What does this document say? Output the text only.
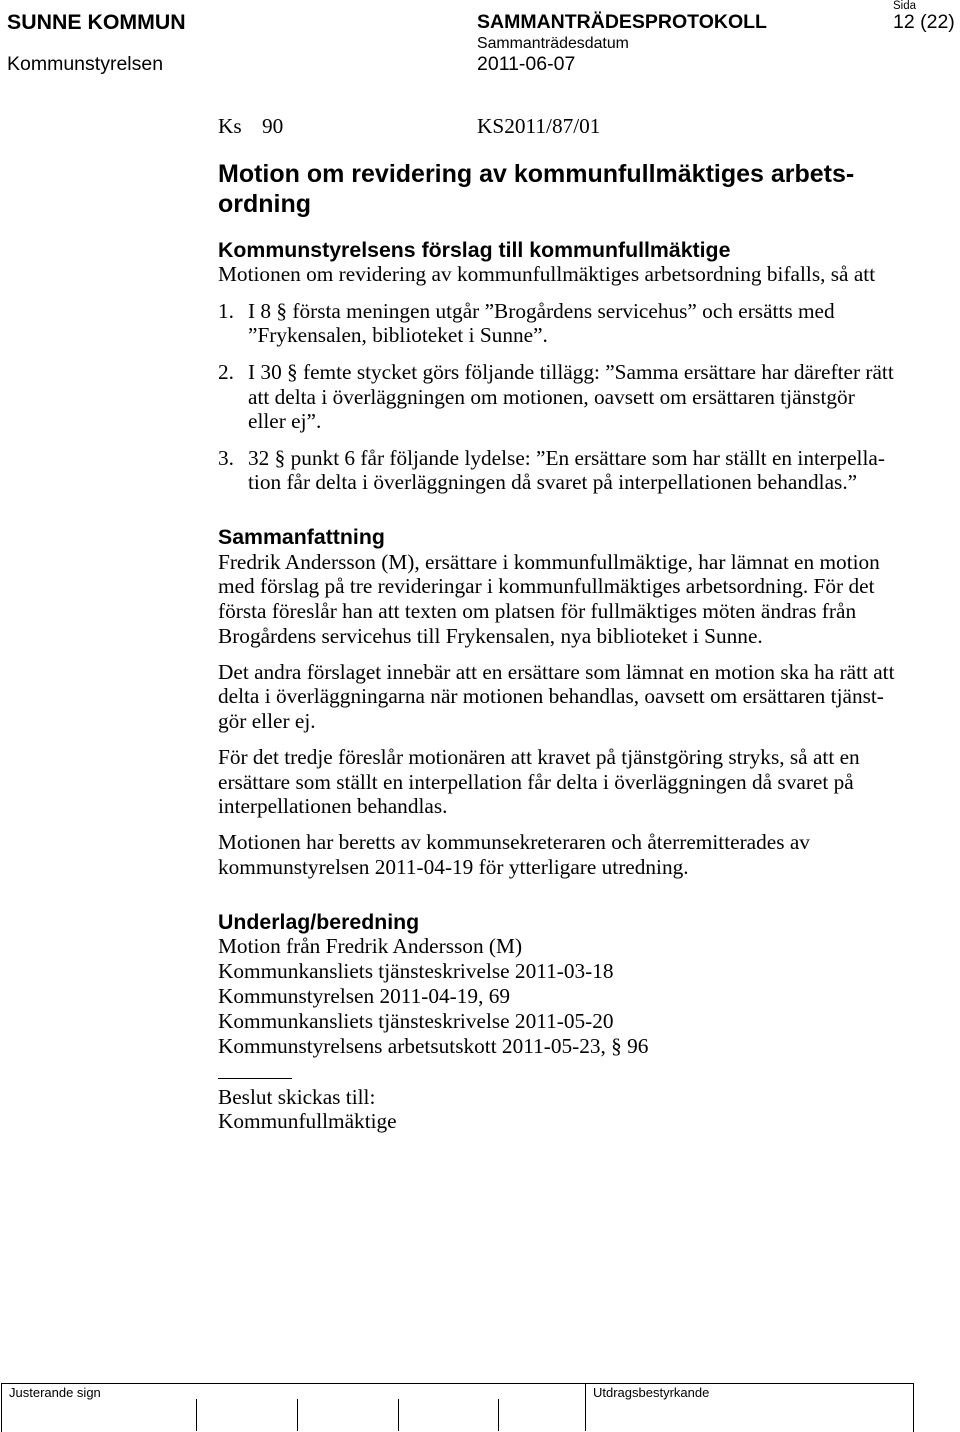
SUNNE KOMMUN
Kommunstyrelsen
SAMMANTRÄDESPROTOKOLL
Sammanträdesdatum
2011-06-07
Sida
12 (22)
Ks 90	KS2011/87/01
Motion om revidering av kommunfullmäktiges arbets-
ordning
Kommunstyrelsens förslag till kommunfullmäktige
Motionen om revidering av kommunfullmäktiges arbetsordning bifalls, så att
1. I 8 § första meningen utgår ”Brogårdens servicehus” och ersätts med
”Frykensalen, biblioteket i Sunne”.
2. I 30 § femte stycket görs följande tillägg: ”Samma ersättare har därefter rätt
att delta i överläggningen om motionen, oavsett om ersättaren tjänstgör
eller ej”.
3. 32 § punkt 6 får följande lydelse: ”En ersättare som har ställt en interpella-
tion får delta i överläggningen då svaret på interpellationen behandlas.”
Sammanfattning
Fredrik Andersson (M), ersättare i kommunfullmäktige, har lämnat en motion
med förslag på tre revideringar i kommunfullmäktiges arbetsordning. För det
första föreslår han att texten om platsen för fullmäktiges möten ändras från
Brogårdens servicehus till Frykensalen, nya biblioteket i Sunne.
Det andra förslaget innebär att en ersättare som lämnat en motion ska ha rätt att
delta i överläggningarna när motionen behandlas, oavsett om ersättaren tjänst-
gör eller ej.
För det tredje föreslår motionären att kravet på tjänstgöring stryks, så att en
ersättare som ställt en interpellation får delta i överläggningen då svaret på
interpellationen behandlas.
Motionen har beretts av kommunsekreteraren och återremitterades av
kommunstyrelsen 2011-04-19 för ytterligare utredning.
Underlag/beredning
Motion från Fredrik Andersson (M)
Kommunkansliets tjänsteskrivelse 2011-03-18
Kommunstyrelsen 2011-04-19, 69
Kommunkansliets tjänsteskrivelse 2011-05-20
Kommunstyrelsens arbetsutskott 2011-05-23, § 96
Beslut skickas till:
Kommunfullmäktige
Justerande sign	Utdragsbestyrkande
- - -
→ **Task brief**
Each line containing the word "biblioteket" counts once; report the total alone.

→ **Right answer**
2